→ **WHAT THE TASK REQUIRES**: Return a copy of each line that holds the string "anterior".

→ **SUPPLIED DATA**:

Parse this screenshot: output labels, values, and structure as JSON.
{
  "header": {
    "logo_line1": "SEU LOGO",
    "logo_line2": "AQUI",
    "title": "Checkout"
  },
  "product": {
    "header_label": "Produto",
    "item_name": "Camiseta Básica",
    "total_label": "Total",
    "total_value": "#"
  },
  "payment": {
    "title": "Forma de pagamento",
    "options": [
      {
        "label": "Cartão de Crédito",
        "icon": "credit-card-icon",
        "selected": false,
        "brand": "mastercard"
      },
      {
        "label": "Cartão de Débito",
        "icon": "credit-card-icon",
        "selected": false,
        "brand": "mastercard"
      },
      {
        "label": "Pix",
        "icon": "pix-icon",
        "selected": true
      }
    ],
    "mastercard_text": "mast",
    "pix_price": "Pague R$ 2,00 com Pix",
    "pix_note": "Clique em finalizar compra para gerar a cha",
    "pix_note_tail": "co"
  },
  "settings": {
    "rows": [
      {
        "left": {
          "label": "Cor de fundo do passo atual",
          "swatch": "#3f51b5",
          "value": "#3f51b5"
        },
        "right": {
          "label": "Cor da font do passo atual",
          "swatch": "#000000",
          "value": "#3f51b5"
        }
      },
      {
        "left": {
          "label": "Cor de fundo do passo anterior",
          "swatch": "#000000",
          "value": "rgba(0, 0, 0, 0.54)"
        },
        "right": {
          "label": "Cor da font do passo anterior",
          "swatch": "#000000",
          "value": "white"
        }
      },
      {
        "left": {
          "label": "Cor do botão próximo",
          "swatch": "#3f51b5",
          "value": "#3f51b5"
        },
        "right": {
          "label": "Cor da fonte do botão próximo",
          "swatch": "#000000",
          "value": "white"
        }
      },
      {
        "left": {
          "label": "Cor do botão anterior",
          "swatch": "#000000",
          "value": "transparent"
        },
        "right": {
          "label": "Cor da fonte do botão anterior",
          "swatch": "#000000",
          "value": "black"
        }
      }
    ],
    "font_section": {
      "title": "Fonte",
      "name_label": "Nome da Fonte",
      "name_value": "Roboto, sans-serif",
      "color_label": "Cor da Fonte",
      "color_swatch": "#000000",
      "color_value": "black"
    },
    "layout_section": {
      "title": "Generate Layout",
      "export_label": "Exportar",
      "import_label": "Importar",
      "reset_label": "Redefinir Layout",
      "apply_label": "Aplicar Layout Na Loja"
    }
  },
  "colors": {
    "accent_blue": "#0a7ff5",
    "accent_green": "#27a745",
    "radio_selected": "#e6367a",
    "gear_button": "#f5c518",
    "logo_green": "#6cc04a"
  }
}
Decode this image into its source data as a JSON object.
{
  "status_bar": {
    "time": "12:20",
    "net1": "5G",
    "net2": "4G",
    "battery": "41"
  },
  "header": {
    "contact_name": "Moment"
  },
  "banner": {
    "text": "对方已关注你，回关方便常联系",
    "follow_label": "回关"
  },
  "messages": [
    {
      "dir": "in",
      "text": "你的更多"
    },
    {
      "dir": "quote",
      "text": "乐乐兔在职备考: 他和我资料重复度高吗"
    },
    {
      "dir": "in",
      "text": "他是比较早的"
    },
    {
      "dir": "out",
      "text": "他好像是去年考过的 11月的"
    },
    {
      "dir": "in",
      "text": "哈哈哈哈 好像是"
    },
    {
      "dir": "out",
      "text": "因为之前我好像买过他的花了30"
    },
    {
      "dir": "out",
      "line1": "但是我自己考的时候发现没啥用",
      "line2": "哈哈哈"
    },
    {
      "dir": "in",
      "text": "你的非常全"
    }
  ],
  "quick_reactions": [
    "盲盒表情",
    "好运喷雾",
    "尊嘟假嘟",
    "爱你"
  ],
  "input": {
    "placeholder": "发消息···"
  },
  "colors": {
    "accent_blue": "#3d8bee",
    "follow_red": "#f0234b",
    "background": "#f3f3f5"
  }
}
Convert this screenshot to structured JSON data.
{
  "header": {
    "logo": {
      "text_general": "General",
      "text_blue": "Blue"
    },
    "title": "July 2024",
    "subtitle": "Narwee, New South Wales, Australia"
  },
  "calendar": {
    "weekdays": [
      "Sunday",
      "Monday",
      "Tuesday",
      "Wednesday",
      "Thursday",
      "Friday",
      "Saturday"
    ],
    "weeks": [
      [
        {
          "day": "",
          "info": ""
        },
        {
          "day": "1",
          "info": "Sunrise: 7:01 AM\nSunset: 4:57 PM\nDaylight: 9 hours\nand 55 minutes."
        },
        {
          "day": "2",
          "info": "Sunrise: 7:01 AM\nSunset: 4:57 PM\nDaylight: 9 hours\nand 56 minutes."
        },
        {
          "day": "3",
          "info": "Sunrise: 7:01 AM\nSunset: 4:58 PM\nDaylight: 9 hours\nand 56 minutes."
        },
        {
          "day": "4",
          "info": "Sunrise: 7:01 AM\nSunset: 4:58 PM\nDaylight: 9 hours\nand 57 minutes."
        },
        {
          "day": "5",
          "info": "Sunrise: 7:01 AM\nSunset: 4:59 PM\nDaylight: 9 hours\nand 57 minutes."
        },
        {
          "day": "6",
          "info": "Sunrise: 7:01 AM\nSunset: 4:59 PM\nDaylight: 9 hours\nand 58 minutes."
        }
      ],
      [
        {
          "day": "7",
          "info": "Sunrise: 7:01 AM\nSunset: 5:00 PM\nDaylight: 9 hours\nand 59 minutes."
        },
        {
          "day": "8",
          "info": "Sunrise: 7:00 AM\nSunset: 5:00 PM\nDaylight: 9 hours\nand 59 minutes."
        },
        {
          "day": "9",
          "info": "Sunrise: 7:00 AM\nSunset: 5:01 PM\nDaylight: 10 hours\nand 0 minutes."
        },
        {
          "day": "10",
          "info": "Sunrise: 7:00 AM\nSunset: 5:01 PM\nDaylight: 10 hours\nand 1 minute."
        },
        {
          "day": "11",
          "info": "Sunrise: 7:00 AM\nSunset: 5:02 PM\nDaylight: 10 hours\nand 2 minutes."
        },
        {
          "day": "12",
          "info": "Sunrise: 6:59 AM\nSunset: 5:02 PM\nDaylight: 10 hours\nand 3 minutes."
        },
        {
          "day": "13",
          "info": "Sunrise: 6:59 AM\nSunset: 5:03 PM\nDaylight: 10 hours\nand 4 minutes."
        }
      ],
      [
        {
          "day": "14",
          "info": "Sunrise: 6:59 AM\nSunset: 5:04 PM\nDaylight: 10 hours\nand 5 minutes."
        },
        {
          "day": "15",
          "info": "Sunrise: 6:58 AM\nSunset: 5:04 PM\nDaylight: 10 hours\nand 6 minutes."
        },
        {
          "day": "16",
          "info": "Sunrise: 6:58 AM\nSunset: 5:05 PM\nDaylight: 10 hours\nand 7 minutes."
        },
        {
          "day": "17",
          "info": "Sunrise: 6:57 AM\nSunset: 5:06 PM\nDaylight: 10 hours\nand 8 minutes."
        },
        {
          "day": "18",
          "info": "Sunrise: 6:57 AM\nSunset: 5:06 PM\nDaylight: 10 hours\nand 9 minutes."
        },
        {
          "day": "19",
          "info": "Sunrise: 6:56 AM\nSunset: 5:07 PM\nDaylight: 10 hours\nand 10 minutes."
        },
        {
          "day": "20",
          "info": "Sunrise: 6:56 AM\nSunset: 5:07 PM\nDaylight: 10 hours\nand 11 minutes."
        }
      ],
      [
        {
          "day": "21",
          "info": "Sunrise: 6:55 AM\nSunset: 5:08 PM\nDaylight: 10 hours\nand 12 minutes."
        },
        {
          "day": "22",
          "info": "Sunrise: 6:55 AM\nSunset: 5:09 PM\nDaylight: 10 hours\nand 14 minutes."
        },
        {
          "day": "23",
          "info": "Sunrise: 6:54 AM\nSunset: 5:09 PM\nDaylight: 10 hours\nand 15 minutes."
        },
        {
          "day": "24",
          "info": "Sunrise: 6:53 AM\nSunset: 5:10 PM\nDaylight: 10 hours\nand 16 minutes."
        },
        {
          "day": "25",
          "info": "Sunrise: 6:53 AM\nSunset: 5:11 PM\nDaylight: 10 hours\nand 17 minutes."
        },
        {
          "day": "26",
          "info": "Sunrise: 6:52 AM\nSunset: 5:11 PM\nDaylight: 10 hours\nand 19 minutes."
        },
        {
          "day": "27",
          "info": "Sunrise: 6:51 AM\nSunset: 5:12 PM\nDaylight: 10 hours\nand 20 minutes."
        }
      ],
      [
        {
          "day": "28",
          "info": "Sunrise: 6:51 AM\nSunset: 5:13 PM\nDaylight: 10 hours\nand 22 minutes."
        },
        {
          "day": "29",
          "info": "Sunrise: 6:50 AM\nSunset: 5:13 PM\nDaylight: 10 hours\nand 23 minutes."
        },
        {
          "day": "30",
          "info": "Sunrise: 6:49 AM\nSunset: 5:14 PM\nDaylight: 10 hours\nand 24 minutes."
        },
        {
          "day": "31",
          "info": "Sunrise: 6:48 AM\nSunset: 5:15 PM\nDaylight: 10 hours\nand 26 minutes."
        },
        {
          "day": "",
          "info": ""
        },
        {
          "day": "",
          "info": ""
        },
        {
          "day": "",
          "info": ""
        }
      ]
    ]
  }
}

→ **REPLY**:
          "label": "Cor de fundo do passo anterior",
          "label": "Cor da font do passo anterior",
          "label": "Cor do botão anterior",
          "label": "Cor da fonte do botão anterior",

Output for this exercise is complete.